» **Brano da leggere**
Appunti di Parashà a cura di Lidia Calò
È difficile tracciare con precisione il momento in cui un’idea nuova fa la sua prima apparizione sulla scena umana, soprattutto amorfa come quella dell’amore. Ma l’amore ha una storia. C’è il contrasto che troviamo nel pensiero greco, e poi cristiano, tra eros e agape: il desiderio sessuale e un amore fortemente astratto per l’umanità in generale.
C’è il concetto di cavalleria che fa la sua comparsa nell’epoca delle Crociate, il codice di condotta che valorizzava la galanteria e le gesta di coraggio per “conquistare il cuore di una dama”. C’è l’amore romantico presentato nei romanzi di Jane Austen, coperto dalla condizione che il giovane o meno giovane destinato all’eroina deve avere il giusto reddito e proprietà di campagna, in modo da esemplificare la “verità universalmente riconosciuta, che un solo uomo in possesso di una buona fortuna, deve essere in mancanza dì una moglie.” E c’è il momento in “Il violinista sul tetto” in cui, esposto dai loro figli alle nuove idee nella Russia pre-rivoluzionaria, Tevye si rivolge a sua moglie Golde, e segue la seguente conversazione:
Tevye: Mi ami?
Golde: Sono tua moglie!
Tevye: Lo so! Ma mi ami?
Golde: Lo amo? Per venticinque anni ho vissuto con lui, ho combattuto con lui, ho patito la fame con lui. Venticinque anni, il mio letto è suo…
Tevye: Shh!
Golde: Se quello non è amore, cos’è?
Tevye: Allora mi ami!
Golde: Suppongo di sì!
La storia interiore dell’umanità è in parte la storia dell’idea di amore. E ad un certo punto una nuova idea fa la sua comparsa nell’Israele biblico. Possiamo rintracciarlo meglio in un passaggio altamente suggestivo nel libro di uno dei grandi profeti della Bibbia, Osea.

» **Dati forniti**
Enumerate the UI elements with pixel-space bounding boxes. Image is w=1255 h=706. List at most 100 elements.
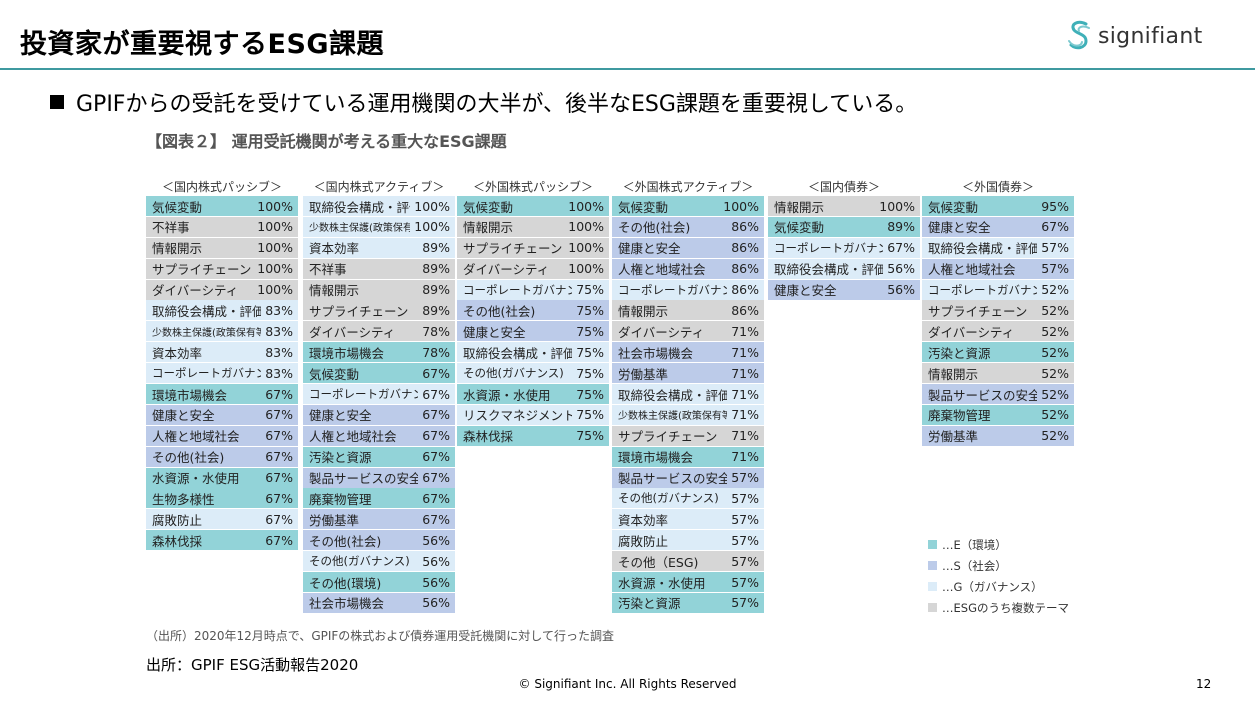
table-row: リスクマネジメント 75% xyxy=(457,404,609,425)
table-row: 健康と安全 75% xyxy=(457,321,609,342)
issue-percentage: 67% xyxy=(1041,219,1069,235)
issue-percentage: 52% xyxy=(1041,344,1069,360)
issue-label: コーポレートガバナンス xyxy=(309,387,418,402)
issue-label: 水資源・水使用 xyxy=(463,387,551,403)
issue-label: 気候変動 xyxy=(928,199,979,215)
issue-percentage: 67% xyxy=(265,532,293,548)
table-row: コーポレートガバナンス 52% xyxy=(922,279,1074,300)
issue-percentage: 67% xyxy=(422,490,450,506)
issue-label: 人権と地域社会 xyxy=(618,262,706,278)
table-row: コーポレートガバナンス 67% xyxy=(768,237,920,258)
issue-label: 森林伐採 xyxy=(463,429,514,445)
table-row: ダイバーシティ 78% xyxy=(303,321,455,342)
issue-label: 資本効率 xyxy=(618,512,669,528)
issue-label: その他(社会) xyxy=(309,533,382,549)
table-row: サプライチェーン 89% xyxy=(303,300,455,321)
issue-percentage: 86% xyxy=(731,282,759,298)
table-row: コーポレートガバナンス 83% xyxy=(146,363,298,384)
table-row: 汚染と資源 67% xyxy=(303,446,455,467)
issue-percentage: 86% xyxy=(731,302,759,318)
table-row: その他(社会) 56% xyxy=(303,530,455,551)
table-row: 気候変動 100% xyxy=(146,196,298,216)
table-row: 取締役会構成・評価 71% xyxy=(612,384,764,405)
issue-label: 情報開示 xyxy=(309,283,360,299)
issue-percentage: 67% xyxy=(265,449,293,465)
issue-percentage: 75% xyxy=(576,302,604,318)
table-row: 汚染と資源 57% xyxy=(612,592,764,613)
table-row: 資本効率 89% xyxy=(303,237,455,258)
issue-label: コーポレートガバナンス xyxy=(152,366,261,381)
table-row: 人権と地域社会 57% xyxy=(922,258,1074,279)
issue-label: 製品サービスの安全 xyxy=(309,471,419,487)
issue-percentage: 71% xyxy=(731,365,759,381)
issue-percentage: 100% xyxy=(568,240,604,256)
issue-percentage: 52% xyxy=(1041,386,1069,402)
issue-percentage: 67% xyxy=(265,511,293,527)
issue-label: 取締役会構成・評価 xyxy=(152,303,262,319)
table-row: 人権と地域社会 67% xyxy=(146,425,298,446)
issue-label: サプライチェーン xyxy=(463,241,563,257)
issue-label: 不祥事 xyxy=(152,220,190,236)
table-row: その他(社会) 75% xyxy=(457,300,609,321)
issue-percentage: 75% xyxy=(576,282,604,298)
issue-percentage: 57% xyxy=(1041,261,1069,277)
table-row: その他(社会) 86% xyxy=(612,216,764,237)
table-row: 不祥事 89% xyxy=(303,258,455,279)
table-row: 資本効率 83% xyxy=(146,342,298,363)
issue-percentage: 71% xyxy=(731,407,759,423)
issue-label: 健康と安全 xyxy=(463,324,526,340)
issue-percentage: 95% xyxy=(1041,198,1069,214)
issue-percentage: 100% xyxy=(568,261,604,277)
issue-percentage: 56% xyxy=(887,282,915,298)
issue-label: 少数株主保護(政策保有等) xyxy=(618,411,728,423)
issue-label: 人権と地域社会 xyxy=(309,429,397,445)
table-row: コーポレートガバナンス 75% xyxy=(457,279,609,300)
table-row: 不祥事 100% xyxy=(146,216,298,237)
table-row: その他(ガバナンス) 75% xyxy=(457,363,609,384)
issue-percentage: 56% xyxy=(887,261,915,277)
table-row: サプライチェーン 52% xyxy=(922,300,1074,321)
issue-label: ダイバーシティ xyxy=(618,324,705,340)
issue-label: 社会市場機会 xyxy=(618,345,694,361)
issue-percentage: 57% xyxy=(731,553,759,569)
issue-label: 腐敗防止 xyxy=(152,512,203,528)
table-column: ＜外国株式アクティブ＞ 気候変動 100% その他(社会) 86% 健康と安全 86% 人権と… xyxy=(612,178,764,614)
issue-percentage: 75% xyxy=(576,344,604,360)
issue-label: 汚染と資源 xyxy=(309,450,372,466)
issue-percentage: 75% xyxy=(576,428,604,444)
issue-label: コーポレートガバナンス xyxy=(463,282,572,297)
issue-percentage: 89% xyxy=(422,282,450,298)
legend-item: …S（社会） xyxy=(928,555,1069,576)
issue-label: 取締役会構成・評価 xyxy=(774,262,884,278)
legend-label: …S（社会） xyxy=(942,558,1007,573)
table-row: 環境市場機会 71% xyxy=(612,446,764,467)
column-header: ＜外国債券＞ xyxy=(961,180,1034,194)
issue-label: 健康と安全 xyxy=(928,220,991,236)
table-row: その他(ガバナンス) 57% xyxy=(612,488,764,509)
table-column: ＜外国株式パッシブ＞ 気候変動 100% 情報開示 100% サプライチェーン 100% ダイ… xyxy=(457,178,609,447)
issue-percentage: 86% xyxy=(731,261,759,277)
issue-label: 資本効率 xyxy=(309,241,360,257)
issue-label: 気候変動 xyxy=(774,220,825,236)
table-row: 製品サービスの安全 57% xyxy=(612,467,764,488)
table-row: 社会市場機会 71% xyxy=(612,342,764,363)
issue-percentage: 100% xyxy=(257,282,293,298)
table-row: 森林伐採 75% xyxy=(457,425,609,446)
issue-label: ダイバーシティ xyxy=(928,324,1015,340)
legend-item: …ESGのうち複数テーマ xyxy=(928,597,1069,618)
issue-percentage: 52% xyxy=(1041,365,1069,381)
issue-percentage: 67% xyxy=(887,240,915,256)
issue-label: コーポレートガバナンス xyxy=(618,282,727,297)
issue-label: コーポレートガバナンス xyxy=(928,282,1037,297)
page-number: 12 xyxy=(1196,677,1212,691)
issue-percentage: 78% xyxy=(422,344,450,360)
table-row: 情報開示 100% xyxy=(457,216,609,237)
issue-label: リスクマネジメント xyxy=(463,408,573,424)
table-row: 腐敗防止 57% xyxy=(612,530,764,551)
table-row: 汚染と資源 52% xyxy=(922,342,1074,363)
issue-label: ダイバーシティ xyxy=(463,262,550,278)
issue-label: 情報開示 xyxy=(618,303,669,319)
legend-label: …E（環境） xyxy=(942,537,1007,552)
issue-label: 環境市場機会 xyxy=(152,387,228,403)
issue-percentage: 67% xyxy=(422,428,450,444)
==
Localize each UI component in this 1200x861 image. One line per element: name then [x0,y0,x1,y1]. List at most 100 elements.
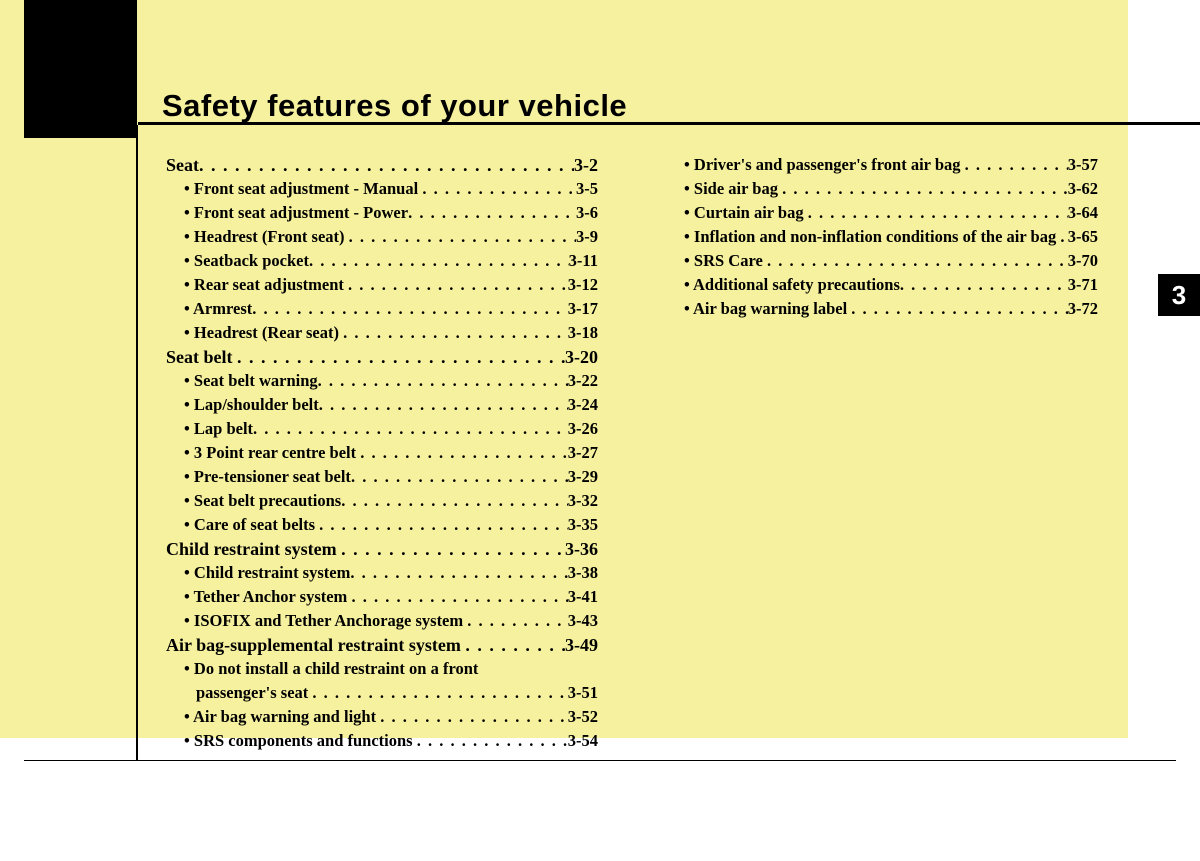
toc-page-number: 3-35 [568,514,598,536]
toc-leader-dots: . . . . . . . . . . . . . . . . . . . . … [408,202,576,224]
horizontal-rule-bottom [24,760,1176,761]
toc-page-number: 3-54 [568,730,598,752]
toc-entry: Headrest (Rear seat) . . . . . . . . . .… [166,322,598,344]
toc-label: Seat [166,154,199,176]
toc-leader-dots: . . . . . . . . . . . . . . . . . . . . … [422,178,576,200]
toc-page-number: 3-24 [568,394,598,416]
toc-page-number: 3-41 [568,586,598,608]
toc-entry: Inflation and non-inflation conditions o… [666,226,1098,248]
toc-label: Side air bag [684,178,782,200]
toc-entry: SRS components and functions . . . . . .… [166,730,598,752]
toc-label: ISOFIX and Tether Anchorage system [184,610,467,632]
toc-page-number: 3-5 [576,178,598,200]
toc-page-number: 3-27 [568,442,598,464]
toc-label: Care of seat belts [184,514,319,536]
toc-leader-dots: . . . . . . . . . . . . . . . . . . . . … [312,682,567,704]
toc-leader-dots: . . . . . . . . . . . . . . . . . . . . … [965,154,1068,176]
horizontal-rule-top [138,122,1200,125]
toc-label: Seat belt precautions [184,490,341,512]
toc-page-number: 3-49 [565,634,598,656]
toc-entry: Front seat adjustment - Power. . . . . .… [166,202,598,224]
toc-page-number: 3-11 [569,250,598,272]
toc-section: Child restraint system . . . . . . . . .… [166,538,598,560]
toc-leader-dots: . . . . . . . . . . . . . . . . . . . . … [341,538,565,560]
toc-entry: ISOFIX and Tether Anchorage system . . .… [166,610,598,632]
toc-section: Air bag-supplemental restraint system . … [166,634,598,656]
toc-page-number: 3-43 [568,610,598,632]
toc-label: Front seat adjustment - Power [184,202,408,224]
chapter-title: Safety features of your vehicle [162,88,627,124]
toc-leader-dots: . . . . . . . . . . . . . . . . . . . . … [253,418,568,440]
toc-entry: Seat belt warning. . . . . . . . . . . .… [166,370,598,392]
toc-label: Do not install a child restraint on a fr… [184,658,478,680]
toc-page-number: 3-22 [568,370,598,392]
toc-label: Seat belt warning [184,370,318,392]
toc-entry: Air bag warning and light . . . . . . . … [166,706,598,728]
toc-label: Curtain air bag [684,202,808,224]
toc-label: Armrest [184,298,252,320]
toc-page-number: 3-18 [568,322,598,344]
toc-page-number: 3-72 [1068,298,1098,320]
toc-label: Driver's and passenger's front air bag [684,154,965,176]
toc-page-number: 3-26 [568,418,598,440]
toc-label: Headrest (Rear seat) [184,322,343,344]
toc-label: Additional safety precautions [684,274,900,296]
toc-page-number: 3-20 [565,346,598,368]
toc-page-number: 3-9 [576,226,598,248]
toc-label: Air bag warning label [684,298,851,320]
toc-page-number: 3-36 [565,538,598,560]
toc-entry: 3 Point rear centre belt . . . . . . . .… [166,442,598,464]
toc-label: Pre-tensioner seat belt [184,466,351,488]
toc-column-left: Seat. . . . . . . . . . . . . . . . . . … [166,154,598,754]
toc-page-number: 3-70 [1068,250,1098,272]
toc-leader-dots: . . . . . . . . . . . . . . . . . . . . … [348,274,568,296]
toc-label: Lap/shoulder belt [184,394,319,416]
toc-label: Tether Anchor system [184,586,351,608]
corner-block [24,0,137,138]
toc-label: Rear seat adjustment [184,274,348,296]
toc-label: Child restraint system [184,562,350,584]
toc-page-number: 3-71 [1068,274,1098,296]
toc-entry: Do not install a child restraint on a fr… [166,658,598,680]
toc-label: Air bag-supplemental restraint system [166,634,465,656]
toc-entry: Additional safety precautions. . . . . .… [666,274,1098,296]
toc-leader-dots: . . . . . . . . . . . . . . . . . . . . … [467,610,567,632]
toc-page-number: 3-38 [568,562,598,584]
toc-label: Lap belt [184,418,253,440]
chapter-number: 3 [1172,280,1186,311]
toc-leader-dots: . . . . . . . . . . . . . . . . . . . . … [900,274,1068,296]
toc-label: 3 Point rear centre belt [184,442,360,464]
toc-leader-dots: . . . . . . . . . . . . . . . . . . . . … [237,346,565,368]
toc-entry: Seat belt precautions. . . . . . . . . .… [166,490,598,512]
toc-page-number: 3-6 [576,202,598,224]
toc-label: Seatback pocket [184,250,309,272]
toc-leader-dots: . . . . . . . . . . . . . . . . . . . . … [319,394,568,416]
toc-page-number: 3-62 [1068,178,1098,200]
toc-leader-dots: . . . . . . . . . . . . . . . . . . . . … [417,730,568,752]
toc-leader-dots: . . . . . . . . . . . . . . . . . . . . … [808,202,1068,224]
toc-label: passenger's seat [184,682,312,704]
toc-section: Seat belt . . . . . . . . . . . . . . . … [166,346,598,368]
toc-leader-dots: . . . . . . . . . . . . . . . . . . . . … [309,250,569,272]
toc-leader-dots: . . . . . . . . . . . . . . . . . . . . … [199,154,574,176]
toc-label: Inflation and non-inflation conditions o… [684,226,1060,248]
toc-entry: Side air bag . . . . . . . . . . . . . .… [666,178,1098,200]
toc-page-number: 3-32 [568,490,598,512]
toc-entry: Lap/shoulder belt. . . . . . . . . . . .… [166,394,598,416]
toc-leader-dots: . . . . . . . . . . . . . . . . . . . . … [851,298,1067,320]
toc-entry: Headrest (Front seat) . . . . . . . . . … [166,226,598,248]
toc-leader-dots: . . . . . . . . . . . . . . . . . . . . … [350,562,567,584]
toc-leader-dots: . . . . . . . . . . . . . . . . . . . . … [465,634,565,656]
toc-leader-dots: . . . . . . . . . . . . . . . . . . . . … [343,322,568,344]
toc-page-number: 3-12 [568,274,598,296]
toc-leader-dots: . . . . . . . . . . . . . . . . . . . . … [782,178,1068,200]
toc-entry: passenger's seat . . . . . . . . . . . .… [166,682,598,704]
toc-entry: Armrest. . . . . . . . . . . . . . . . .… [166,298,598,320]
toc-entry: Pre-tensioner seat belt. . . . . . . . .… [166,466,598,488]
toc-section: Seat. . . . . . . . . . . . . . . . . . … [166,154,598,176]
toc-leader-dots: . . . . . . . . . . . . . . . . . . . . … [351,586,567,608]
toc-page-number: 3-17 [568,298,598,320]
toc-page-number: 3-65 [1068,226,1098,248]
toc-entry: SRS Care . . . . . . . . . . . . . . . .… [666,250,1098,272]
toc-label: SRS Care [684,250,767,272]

» **Cosa fare**
Prosegui il brano sulla storia dell'idea di amore a partire dalla sua ultima frase. Delle voci fornite non occorre tenere conto.

» **Risposta**
Osea visse nell’VIII secolo a.e.v. Il regno era stato diviso alla morte di Salomone. Il regno settentrionale in particolare, dove viveva Osea, era caduto dopo un periodo di pace e prosperità nell’illegalità, nell’idolatria e nel caos. Tra il 747 e il 732 a.e.v. vi furono ben cinque Re, risultato di una serie di intrighi e sanguinose lotte per il potere. Anche il popolo era deviato: “Non c’è né verità né benignità e non c’è conoscenza di Dio nel paese; c’è giurare, mentire, uccidere, rubare e commettere adulterio; rompono tutti i limiti e all’omicidio segue un altro omicidio. (Osea 4:1-2)
Come altri profeti, Osea sapeva che il destino di Israele dipendeva dal suo senso della missione. Fedele a Dio, ha saputo fare cose straordinarie: sopravvivere di fronte agli imperi, e generare una società unica nel mondo antico, della pari dignità di tutti come concittadini sotto la sovranità del Creatore del Cielo e della Terra. Infedele, tuttavia, era solo un’altra potenza minore nell’antico vicino Oriente, le cui possibilità di sopravvivenza contro grandi predatori politici erano minime.
Ciò che rende straordinario il libro di Osea è l’episodio con cui inizia. Dio dice al Profeta di sposare una prostituta e di vedere come ci si sente ad avere un amore tradito. Solo allora Osea potrà intravedere il senso di tradimento di Dio da parte del popolo d’Israele. Dopo averli liberati dalla schiavitù e portati nella loro terra, Dio li vide dimenticare il passato, abbandonare il patto e adorare strani dei. Eppure non può abbandonarli, nonostante lo abbiano abbandonato. È un passaggio potente, che trasmette la sorprendente affermazione che più di quanto il popolo ebraico ami Dio, Dio ama il popolo ebraico. La storia di Israele è una storia d’amore tra il Dio fedele e il suo popolo spesso infedele. Sebbene Dio a volte sia arrabbiato, non può che perdonare. Li accompagnerà in una specie di seconda luna di miele e rinnoveranno le loro promesse matrimoniali: “Perciò, ecco, io la sedurrò e la condurrò nel deserto, e parlerò consolante al suo cuore. … E io ti fidanzerò a me con fede, e tu conoscerai il Signore. (Osea 2:16 e 22)
È quest’ultima frase – con il suo esplicito confronto tra l’alleanza e un matrimonio – che gli uomini ebrei dicono quando indossano i tefillin sulla mano, avvolgendo la sua cinghia attorno al dito come una fede nuziale.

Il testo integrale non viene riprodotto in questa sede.